Instructions to follow:
In the entries that follow, count each line containing "type" and state the total, nothing more.

(Entries from a dataset)
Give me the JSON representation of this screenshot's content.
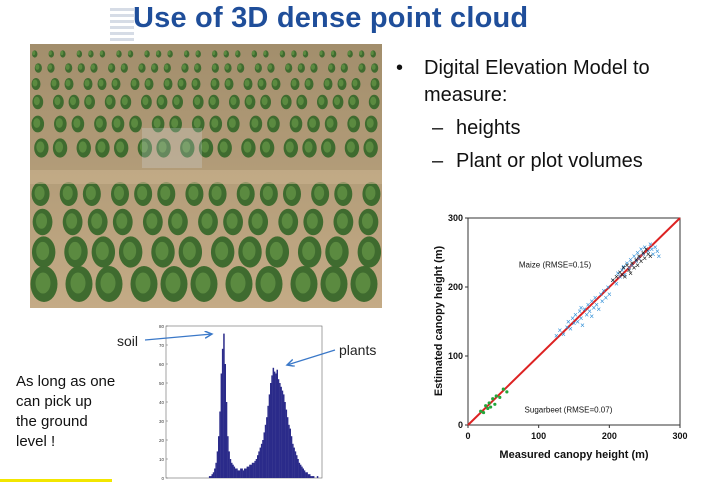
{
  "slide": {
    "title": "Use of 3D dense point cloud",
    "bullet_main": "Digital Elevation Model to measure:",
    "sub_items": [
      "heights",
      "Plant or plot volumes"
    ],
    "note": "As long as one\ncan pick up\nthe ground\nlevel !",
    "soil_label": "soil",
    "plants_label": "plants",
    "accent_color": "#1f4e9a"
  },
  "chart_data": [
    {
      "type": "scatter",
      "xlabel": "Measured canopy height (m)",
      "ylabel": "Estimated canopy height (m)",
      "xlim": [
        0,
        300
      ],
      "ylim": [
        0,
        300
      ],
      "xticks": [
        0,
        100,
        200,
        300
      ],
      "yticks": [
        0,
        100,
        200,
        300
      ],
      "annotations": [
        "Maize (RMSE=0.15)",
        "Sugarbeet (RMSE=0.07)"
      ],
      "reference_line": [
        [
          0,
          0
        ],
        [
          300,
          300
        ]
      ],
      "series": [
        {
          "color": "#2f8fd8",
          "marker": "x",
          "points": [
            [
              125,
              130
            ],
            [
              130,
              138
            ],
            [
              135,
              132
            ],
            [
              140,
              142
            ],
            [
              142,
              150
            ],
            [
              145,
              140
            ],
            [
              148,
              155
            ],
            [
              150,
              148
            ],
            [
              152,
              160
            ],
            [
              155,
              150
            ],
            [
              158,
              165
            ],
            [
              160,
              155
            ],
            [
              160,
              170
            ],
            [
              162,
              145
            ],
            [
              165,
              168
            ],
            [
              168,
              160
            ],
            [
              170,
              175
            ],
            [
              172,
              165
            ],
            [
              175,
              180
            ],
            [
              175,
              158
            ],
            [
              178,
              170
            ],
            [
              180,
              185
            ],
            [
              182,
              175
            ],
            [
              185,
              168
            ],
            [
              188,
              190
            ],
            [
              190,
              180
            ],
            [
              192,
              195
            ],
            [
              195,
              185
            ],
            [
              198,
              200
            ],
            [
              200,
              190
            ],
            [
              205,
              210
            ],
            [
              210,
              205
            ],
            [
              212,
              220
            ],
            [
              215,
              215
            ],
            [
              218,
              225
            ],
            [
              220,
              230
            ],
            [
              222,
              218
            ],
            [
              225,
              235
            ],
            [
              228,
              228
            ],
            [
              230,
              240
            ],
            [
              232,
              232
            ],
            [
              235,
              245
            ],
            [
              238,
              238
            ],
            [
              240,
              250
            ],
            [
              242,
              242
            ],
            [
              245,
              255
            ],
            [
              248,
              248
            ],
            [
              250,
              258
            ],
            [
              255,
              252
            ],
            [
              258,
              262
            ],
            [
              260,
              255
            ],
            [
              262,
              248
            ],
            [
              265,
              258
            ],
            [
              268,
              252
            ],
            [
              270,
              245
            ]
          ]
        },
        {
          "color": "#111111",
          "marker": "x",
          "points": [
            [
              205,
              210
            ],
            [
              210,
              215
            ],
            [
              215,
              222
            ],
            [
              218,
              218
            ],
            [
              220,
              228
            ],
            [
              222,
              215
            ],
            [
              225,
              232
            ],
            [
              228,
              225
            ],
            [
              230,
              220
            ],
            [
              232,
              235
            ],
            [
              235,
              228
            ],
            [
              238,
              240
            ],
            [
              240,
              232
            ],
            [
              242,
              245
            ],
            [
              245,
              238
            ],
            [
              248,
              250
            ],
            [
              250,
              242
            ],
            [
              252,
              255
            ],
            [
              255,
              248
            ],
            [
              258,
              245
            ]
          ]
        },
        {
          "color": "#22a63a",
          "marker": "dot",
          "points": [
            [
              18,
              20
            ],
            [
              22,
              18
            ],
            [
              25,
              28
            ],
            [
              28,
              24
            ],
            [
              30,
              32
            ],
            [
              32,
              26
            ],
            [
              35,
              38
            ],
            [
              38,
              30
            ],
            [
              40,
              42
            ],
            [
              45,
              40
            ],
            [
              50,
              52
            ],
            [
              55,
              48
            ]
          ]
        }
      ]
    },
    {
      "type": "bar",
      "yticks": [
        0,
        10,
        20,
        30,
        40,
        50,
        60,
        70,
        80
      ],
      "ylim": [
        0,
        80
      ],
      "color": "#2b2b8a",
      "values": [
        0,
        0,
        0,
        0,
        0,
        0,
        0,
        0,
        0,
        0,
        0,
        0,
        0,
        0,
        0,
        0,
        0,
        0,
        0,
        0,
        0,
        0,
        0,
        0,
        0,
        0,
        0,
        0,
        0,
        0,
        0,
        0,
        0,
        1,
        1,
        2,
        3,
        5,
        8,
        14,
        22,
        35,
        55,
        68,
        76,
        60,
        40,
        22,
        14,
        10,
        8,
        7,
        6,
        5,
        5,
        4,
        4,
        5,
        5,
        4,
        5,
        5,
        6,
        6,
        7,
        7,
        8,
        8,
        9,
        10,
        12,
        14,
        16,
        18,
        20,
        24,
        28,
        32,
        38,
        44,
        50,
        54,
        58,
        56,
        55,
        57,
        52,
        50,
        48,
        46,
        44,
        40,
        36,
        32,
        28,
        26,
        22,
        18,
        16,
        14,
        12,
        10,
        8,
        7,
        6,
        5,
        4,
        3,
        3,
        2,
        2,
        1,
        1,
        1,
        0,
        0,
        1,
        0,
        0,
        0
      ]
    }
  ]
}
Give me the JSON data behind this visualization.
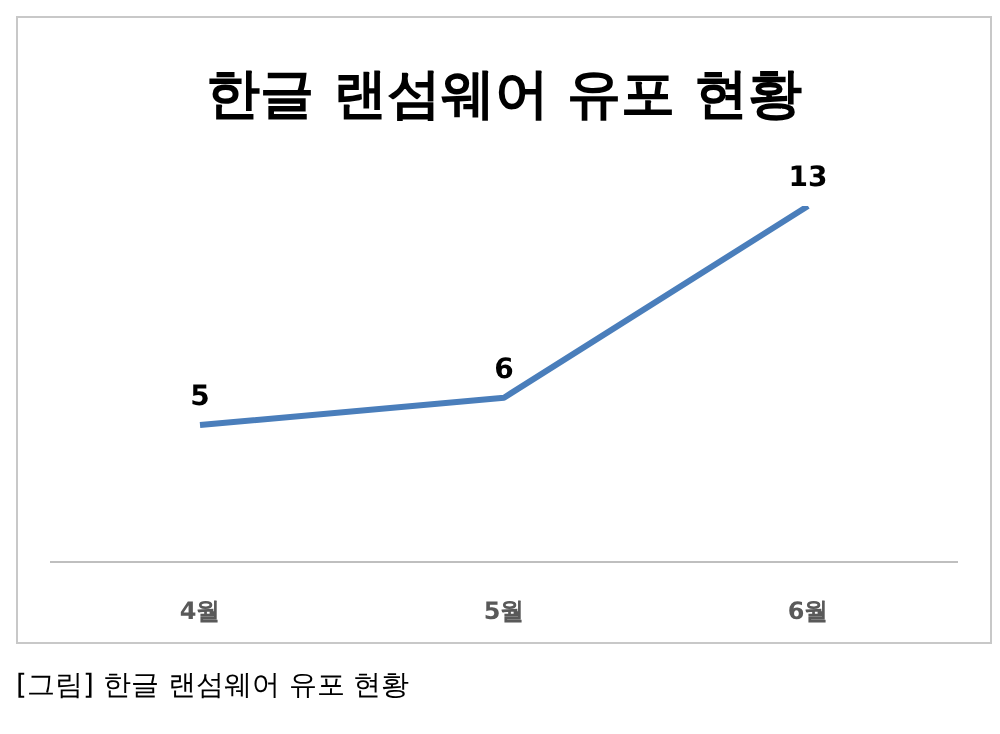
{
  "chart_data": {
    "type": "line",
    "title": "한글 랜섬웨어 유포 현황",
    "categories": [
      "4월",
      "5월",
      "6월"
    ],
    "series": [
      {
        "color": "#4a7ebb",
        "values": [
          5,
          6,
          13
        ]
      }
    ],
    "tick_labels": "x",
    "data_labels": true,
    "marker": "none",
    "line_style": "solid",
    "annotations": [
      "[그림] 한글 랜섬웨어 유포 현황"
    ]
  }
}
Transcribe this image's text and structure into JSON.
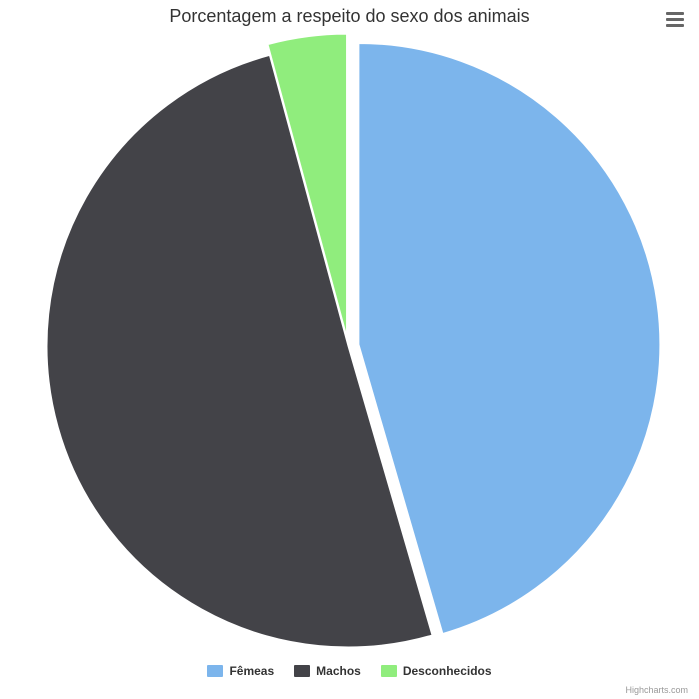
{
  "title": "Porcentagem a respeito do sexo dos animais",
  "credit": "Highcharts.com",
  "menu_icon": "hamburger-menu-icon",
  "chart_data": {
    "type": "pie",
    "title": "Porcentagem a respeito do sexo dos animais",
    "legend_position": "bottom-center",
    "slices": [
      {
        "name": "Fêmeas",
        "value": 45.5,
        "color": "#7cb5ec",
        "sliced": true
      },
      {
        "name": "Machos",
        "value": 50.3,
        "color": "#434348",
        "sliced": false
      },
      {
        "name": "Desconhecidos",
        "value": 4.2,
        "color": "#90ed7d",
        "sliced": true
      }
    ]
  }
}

Exercise answer:
4